Data entries
****************************************
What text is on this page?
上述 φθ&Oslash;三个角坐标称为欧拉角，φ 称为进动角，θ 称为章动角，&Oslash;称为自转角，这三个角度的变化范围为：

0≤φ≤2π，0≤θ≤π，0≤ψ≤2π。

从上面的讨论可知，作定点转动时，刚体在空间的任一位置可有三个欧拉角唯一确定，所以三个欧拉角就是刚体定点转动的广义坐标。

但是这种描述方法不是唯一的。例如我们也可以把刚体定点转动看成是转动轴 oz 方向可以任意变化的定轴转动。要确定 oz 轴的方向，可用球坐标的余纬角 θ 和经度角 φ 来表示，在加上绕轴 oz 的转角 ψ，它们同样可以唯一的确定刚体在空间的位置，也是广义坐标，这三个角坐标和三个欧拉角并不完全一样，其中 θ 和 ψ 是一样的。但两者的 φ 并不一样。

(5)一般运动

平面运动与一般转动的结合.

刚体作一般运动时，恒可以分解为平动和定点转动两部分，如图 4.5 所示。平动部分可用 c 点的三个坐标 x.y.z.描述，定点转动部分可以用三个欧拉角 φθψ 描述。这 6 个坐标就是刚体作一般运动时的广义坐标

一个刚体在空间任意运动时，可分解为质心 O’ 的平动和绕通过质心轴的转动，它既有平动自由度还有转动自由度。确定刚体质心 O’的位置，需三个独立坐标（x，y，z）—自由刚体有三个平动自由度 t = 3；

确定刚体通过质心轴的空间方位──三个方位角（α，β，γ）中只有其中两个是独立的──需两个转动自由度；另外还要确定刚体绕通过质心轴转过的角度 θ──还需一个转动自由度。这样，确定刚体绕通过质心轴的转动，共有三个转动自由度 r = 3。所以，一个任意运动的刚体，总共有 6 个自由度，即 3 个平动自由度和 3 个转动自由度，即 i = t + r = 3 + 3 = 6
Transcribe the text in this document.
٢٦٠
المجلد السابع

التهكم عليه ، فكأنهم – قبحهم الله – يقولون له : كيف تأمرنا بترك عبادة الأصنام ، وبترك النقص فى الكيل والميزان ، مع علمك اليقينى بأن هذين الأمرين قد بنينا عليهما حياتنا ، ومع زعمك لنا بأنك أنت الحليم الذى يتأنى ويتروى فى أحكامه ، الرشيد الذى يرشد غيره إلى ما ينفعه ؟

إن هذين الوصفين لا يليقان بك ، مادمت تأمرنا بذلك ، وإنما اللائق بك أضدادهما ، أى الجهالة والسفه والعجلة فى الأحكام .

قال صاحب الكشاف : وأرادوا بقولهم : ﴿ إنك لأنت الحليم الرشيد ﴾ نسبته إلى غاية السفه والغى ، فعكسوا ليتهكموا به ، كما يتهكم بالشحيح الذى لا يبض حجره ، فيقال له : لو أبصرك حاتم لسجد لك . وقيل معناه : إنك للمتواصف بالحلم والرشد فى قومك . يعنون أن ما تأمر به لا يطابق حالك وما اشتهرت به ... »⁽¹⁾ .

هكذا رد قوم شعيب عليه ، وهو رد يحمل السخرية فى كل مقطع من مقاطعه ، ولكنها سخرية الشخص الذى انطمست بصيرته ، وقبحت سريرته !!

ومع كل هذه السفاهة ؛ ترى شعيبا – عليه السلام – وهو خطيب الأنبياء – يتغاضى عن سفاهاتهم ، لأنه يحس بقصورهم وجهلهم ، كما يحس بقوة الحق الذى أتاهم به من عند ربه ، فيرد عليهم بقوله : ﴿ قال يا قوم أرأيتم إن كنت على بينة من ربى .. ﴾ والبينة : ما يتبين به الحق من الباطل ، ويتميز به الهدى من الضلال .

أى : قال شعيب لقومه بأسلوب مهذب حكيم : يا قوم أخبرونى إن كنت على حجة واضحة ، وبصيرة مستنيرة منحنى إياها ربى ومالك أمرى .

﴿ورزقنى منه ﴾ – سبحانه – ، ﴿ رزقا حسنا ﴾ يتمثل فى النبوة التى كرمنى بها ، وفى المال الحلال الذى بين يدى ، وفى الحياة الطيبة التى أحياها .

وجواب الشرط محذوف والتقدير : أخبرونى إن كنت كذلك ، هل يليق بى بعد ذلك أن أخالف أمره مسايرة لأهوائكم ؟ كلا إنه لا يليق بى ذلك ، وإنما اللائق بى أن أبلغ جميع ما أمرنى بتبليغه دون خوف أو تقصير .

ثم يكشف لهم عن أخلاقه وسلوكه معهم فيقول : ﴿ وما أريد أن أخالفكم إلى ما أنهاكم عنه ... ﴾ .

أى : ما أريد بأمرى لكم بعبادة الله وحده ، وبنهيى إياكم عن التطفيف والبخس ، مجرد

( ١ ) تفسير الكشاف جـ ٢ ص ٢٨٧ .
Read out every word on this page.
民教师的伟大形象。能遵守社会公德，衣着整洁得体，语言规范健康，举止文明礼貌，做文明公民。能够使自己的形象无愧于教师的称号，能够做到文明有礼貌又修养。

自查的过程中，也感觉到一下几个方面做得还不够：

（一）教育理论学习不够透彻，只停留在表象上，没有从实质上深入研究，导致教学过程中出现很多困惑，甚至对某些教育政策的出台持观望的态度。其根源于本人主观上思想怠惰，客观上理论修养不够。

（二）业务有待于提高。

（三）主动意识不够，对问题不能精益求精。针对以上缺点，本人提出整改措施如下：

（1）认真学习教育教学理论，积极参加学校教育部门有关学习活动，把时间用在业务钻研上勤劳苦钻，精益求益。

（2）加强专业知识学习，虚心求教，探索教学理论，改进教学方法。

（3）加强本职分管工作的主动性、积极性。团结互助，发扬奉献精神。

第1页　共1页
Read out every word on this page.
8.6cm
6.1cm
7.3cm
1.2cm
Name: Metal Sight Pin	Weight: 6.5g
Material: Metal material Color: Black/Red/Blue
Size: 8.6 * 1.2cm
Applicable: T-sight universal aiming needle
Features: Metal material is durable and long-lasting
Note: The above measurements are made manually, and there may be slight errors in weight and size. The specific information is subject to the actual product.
****************************************
* **TASK DETAILS**
Extract the complete data, matching each line exactly.

* **RESPONSE TO THIS EXERCISE**
What text is on this page?
上述 φθ&Oslash;三个角坐标称为欧拉角，φ 称为进动角，θ 称为章动角，&Oslash;称为自转角，这三个角度的变化范围为：

0≤φ≤2π，0≤θ≤π，0≤ψ≤2π。

从上面的讨论可知，作定点转动时，刚体在空间的任一位置可有三个欧拉角唯一确定，所以三个欧拉角就是刚体定点转动的广义坐标。

但是这种描述方法不是唯一的。例如我们也可以把刚体定点转动看成是转动轴 oz 方向可以任意变化的定轴转动。要确定 oz 轴的方向，可用球坐标的余纬角 θ 和经度角 φ 来表示，在加上绕轴 oz 的转角 ψ，它们同样可以唯一的确定刚体在空间的位置，也是广义坐标，这三个角坐标和三个欧拉角并不完全一样，其中 θ 和 ψ 是一样的。但两者的 φ 并不一样。

(5)一般运动

平面运动与一般转动的结合.

刚体作一般运动时，恒可以分解为平动和定点转动两部分，如图 4.5 所示。平动部分可用 c 点的三个坐标 x.y.z.描述，定点转动部分可以用三个欧拉角 φθψ 描述。这 6 个坐标就是刚体作一般运动时的广义坐标

一个刚体在空间任意运动时，可分解为质心 O’ 的平动和绕通过质心轴的转动，它既有平动自由度还有转动自由度。确定刚体质心 O’的位置，需三个独立坐标（x，y，z）—自由刚体有三个平动自由度 t = 3；

确定刚体通过质心轴的空间方位──三个方位角（α，β，γ）中只有其中两个是独立的──需两个转动自由度；另外还要确定刚体绕通过质心轴转过的角度 θ──还需一个转动自由度。这样，确定刚体绕通过质心轴的转动，共有三个转动自由度 r = 3。所以，一个任意运动的刚体，总共有 6 个自由度，即 3 个平动自由度和 3 个转动自由度，即 i = t + r = 3 + 3 = 6
Transcribe the text in this document.
٢٦٠
المجلد السابع

التهكم عليه ، فكأنهم – قبحهم الله – يقولون له : كيف تأمرنا بترك عبادة الأصنام ، وبترك النقص فى الكيل والميزان ، مع علمك اليقينى بأن هذين الأمرين قد بنينا عليهما حياتنا ، ومع زعمك لنا بأنك أنت الحليم الذى يتأنى ويتروى فى أحكامه ، الرشيد الذى يرشد غيره إلى ما ينفعه ؟

إن هذين الوصفين لا يليقان بك ، مادمت تأمرنا بذلك ، وإنما اللائق بك أضدادهما ، أى الجهالة والسفه والعجلة فى الأحكام .

قال صاحب الكشاف : وأرادوا بقولهم : ﴿ إنك لأنت الحليم الرشيد ﴾ نسبته إلى غاية السفه والغى ، فعكسوا ليتهكموا به ، كما يتهكم بالشحيح الذى لا يبض حجره ، فيقال له : لو أبصرك حاتم لسجد لك . وقيل معناه : إنك للمتواصف بالحلم والرشد فى قومك . يعنون أن ما تأمر به لا يطابق حالك وما اشتهرت به ... »⁽¹⁾ .

هكذا رد قوم شعيب عليه ، وهو رد يحمل السخرية فى كل مقطع من مقاطعه ، ولكنها سخرية الشخص الذى انطمست بصيرته ، وقبحت سريرته !!

ومع كل هذه السفاهة ؛ ترى شعيبا – عليه السلام – وهو خطيب الأنبياء – يتغاضى عن سفاهاتهم ، لأنه يحس بقصورهم وجهلهم ، كما يحس بقوة الحق الذى أتاهم به من عند ربه ، فيرد عليهم بقوله : ﴿ قال يا قوم أرأيتم إن كنت على بينة من ربى .. ﴾ والبينة : ما يتبين به الحق من الباطل ، ويتميز به الهدى من الضلال .

أى : قال شعيب لقومه بأسلوب مهذب حكيم : يا قوم أخبرونى إن كنت على حجة واضحة ، وبصيرة مستنيرة منحنى إياها ربى ومالك أمرى .

﴿ورزقنى منه ﴾ – سبحانه – ، ﴿ رزقا حسنا ﴾ يتمثل فى النبوة التى كرمنى بها ، وفى المال الحلال الذى بين يدى ، وفى الحياة الطيبة التى أحياها .

وجواب الشرط محذوف والتقدير : أخبرونى إن كنت كذلك ، هل يليق بى بعد ذلك أن أخالف أمره مسايرة لأهوائكم ؟ كلا إنه لا يليق بى ذلك ، وإنما اللائق بى أن أبلغ جميع ما أمرنى بتبليغه دون خوف أو تقصير .

ثم يكشف لهم عن أخلاقه وسلوكه معهم فيقول : ﴿ وما أريد أن أخالفكم إلى ما أنهاكم عنه ... ﴾ .

أى : ما أريد بأمرى لكم بعبادة الله وحده ، وبنهيى إياكم عن التطفيف والبخس ، مجرد

( ١ ) تفسير الكشاف جـ ٢ ص ٢٨٧ .
Read out every word on this page.
民教师的伟大形象。能遵守社会公德，衣着整洁得体，语言规范健康，举止文明礼貌，做文明公民。能够使自己的形象无愧于教师的称号，能够做到文明有礼貌又修养。

自查的过程中，也感觉到一下几个方面做得还不够：

（一）教育理论学习不够透彻，只停留在表象上，没有从实质上深入研究，导致教学过程中出现很多困惑，甚至对某些教育政策的出台持观望的态度。其根源于本人主观上思想怠惰，客观上理论修养不够。

（二）业务有待于提高。

（三）主动意识不够，对问题不能精益求精。针对以上缺点，本人提出整改措施如下：

（1）认真学习教育教学理论，积极参加学校教育部门有关学习活动，把时间用在业务钻研上勤劳苦钻，精益求益。

（2）加强专业知识学习，虚心求教，探索教学理论，改进教学方法。

（3）加强本职分管工作的主动性、积极性。团结互助，发扬奉献精神。

第1页　共1页
Read out every word on this page.
8.6cm
6.1cm
7.3cm
1.2cm
Name: Metal Sight Pin	Weight: 6.5g
Material: Metal material Color: Black/Red/Blue
Size: 8.6 * 1.2cm
Applicable: T-sight universal aiming needle
Features: Metal material is durable and long-lasting
Note: The above measurements are made manually, and there may be slight errors in weight and size. The specific information is subject to the actual product.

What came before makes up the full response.